**PROMPT:**
Repeat everything in the material exactly.

**RECORDED DATA:**
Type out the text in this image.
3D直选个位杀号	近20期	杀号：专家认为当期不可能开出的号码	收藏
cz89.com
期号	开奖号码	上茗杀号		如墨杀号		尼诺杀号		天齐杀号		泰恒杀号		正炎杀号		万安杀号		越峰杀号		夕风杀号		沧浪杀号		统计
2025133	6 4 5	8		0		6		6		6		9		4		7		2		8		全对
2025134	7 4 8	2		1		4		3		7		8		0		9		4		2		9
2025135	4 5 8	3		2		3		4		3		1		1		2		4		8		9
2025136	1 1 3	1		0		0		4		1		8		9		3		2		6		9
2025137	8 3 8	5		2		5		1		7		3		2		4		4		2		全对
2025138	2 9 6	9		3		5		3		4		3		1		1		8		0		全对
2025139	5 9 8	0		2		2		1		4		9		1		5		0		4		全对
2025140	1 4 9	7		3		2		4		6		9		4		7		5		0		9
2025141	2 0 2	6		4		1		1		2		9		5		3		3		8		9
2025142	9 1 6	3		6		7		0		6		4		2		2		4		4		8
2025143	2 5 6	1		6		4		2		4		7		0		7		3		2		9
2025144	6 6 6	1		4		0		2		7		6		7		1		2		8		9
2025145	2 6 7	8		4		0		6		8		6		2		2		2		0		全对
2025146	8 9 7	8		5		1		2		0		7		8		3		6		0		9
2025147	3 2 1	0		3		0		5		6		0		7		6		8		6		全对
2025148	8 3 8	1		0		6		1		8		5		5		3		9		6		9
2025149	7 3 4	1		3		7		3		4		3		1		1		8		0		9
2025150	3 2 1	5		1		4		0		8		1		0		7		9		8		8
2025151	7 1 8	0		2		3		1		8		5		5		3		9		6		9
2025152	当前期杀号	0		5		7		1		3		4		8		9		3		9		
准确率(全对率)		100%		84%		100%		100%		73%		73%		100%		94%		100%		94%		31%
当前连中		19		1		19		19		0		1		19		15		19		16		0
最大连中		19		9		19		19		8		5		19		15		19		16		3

**RESPONSE TO THE EXERCISE:**
Type out the text in this image.
3D直选个位杀号	近20期	杀号：专家认为当期不可能开出的号码	收藏
cz89.com
期号	开奖号码	上茗杀号		如墨杀号		尼诺杀号		天齐杀号		泰恒杀号		正炎杀号		万安杀号		越峰杀号		夕风杀号		沧浪杀号		统计
2025133	6 4 5	8		0		6		6		6		9		4		7		2		8		全对
2025134	7 4 8	2		1		4		3		7		8		0		9		4		2		9
2025135	4 5 8	3		2		3		4		3		1		1		2		4		8		9
2025136	1 1 3	1		0		0		4		1		8		9		3		2		6		9
2025137	8 3 8	5		2		5		1		7		3		2		4		4		2		全对
2025138	2 9 6	9		3		5		3		4		3		1		1		8		0		全对
2025139	5 9 8	0		2		2		1		4		9		1		5		0		4		全对
2025140	1 4 9	7		3		2		4		6		9		4		7		5		0		9
2025141	2 0 2	6		4		1		1		2		9		5		3		3		8		9
2025142	9 1 6	3		6		7		0		6		4		2		2		4		4		8
2025143	2 5 6	1		6		4		2		4		7		0		7		3		2		9
2025144	6 6 6	1		4		0		2		7		6		7		1		2		8		9
2025145	2 6 7	8		4		0		6		8		6		2		2		2		0		全对
2025146	8 9 7	8		5		1		2		0		7		8		3		6		0		9
2025147	3 2 1	0		3		0		5		6		0		7		6		8		6		全对
2025148	8 3 8	1		0		6		1		8		5		5		3		9		6		9
2025149	7 3 4	1		3		7		3		4		3		1		1		8		0		9
2025150	3 2 1	5		1		4		0		8		1		0		7		9		8		8
2025151	7 1 8	0		2		3		1		8		5		5		3		9		6		9
2025152	当前期杀号	0		5		7		1		3		4		8		9		3		9		
准确率(全对率)		100%		84%		100%		100%		73%		73%		100%		94%		100%		94%		31%
当前连中		19		1		19		19		0		1		19		15		19		16		0
最大连中		19		9		19		19		8		5		19		15		19		16		3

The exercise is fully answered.